_Set task_.
Below is a set of records; restate each one word for word.

_Data to use_.
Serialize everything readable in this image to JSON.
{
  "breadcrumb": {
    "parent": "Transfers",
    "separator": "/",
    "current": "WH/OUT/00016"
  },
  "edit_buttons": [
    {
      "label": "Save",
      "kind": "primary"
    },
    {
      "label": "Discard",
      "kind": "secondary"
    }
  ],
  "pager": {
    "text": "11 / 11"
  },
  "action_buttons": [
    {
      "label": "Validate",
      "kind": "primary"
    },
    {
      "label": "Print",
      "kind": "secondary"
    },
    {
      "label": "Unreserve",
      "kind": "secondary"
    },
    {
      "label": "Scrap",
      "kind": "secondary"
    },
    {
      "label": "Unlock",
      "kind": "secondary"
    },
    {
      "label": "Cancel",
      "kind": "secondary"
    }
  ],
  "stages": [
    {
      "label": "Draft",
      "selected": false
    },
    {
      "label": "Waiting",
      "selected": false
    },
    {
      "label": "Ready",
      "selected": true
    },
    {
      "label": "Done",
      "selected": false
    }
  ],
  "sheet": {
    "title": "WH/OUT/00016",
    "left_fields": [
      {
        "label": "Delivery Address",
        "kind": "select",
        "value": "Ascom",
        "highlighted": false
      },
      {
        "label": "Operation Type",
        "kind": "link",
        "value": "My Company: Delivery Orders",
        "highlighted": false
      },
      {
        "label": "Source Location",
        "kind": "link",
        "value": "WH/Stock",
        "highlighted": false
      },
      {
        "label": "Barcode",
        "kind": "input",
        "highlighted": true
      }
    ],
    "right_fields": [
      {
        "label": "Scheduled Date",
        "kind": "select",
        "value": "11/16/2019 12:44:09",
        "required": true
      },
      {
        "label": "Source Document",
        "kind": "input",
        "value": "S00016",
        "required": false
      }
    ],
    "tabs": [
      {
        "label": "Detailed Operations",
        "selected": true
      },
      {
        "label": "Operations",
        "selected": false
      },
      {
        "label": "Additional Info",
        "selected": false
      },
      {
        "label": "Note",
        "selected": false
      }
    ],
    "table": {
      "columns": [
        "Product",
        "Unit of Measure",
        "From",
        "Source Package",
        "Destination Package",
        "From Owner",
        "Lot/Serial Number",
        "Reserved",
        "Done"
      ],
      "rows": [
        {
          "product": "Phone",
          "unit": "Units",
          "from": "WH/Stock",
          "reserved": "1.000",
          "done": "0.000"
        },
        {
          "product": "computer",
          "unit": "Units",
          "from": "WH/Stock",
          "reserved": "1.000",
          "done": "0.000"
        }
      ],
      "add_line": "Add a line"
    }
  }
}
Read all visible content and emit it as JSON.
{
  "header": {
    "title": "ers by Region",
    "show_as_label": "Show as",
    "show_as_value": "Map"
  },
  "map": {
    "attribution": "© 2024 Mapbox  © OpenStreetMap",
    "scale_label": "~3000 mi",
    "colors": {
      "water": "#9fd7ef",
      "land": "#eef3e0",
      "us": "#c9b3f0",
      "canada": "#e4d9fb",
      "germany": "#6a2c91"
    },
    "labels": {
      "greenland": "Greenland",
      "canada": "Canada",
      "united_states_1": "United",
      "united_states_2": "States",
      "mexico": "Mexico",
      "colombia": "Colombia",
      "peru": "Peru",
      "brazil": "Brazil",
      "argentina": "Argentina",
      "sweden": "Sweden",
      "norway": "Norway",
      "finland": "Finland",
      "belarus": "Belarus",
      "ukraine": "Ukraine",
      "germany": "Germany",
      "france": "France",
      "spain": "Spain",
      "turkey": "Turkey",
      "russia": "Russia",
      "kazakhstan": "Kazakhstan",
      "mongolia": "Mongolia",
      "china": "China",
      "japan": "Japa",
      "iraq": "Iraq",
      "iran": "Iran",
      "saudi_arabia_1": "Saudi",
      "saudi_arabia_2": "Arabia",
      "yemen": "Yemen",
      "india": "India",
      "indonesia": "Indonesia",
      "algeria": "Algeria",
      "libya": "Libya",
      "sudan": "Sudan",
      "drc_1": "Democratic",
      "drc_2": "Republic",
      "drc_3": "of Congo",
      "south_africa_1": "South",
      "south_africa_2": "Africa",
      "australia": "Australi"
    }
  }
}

_Written response_.
Serialize everything readable in this image to JSON.
{
  "breadcrumb": {
    "parent": "Transfers",
    "separator": "/",
    "current": "WH/OUT/00016"
  },
  "edit_buttons": [
    {
      "label": "Save",
      "kind": "primary"
    },
    {
      "label": "Discard",
      "kind": "secondary"
    }
  ],
  "pager": {
    "text": "11 / 11"
  },
  "action_buttons": [
    {
      "label": "Validate",
      "kind": "primary"
    },
    {
      "label": "Print",
      "kind": "secondary"
    },
    {
      "label": "Unreserve",
      "kind": "secondary"
    },
    {
      "label": "Scrap",
      "kind": "secondary"
    },
    {
      "label": "Unlock",
      "kind": "secondary"
    },
    {
      "label": "Cancel",
      "kind": "secondary"
    }
  ],
  "stages": [
    {
      "label": "Draft",
      "selected": false
    },
    {
      "label": "Waiting",
      "selected": false
    },
    {
      "label": "Ready",
      "selected": true
    },
    {
      "label": "Done",
      "selected": false
    }
  ],
  "sheet": {
    "title": "WH/OUT/00016",
    "left_fields": [
      {
        "label": "Delivery Address",
        "kind": "select",
        "value": "Ascom",
        "highlighted": false
      },
      {
        "label": "Operation Type",
        "kind": "link",
        "value": "My Company: Delivery Orders",
        "highlighted": false
      },
      {
        "label": "Source Location",
        "kind": "link",
        "value": "WH/Stock",
        "highlighted": false
      },
      {
        "label": "Barcode",
        "kind": "input",
        "highlighted": true
      }
    ],
    "right_fields": [
      {
        "label": "Scheduled Date",
        "kind": "select",
        "value": "11/16/2019 12:44:09",
        "required": true
      },
      {
        "label": "Source Document",
        "kind": "input",
        "value": "S00016",
        "required": false
      }
    ],
    "tabs": [
      {
        "label": "Detailed Operations",
        "selected": true
      },
      {
        "label": "Operations",
        "selected": false
      },
      {
        "label": "Additional Info",
        "selected": false
      },
      {
        "label": "Note",
        "selected": false
      }
    ],
    "table": {
      "columns": [
        "Product",
        "Unit of Measure",
        "From",
        "Source Package",
        "Destination Package",
        "From Owner",
        "Lot/Serial Number",
        "Reserved",
        "Done"
      ],
      "rows": [
        {
          "product": "Phone",
          "unit": "Units",
          "from": "WH/Stock",
          "reserved": "1.000",
          "done": "0.000"
        },
        {
          "product": "computer",
          "unit": "Units",
          "from": "WH/Stock",
          "reserved": "1.000",
          "done": "0.000"
        }
      ],
      "add_line": "Add a line"
    }
  }
}
Read all visible content and emit it as JSON.
{
  "header": {
    "title": "ers by Region",
    "show_as_label": "Show as",
    "show_as_value": "Map"
  },
  "map": {
    "attribution": "© 2024 Mapbox  © OpenStreetMap",
    "scale_label": "~3000 mi",
    "colors": {
      "water": "#9fd7ef",
      "land": "#eef3e0",
      "us": "#c9b3f0",
      "canada": "#e4d9fb",
      "germany": "#6a2c91"
    },
    "labels": {
      "greenland": "Greenland",
      "canada": "Canada",
      "united_states_1": "United",
      "united_states_2": "States",
      "mexico": "Mexico",
      "colombia": "Colombia",
      "peru": "Peru",
      "brazil": "Brazil",
      "argentina": "Argentina",
      "sweden": "Sweden",
      "norway": "Norway",
      "finland": "Finland",
      "belarus": "Belarus",
      "ukraine": "Ukraine",
      "germany": "Germany",
      "france": "France",
      "spain": "Spain",
      "turkey": "Turkey",
      "russia": "Russia",
      "kazakhstan": "Kazakhstan",
      "mongolia": "Mongolia",
      "china": "China",
      "japan": "Japa",
      "iraq": "Iraq",
      "iran": "Iran",
      "saudi_arabia_1": "Saudi",
      "saudi_arabia_2": "Arabia",
      "yemen": "Yemen",
      "india": "India",
      "indonesia": "Indonesia",
      "algeria": "Algeria",
      "libya": "Libya",
      "sudan": "Sudan",
      "drc_1": "Democratic",
      "drc_2": "Republic",
      "drc_3": "of Congo",
      "south_africa_1": "South",
      "south_africa_2": "Africa",
      "australia": "Australi"
    }
  }
}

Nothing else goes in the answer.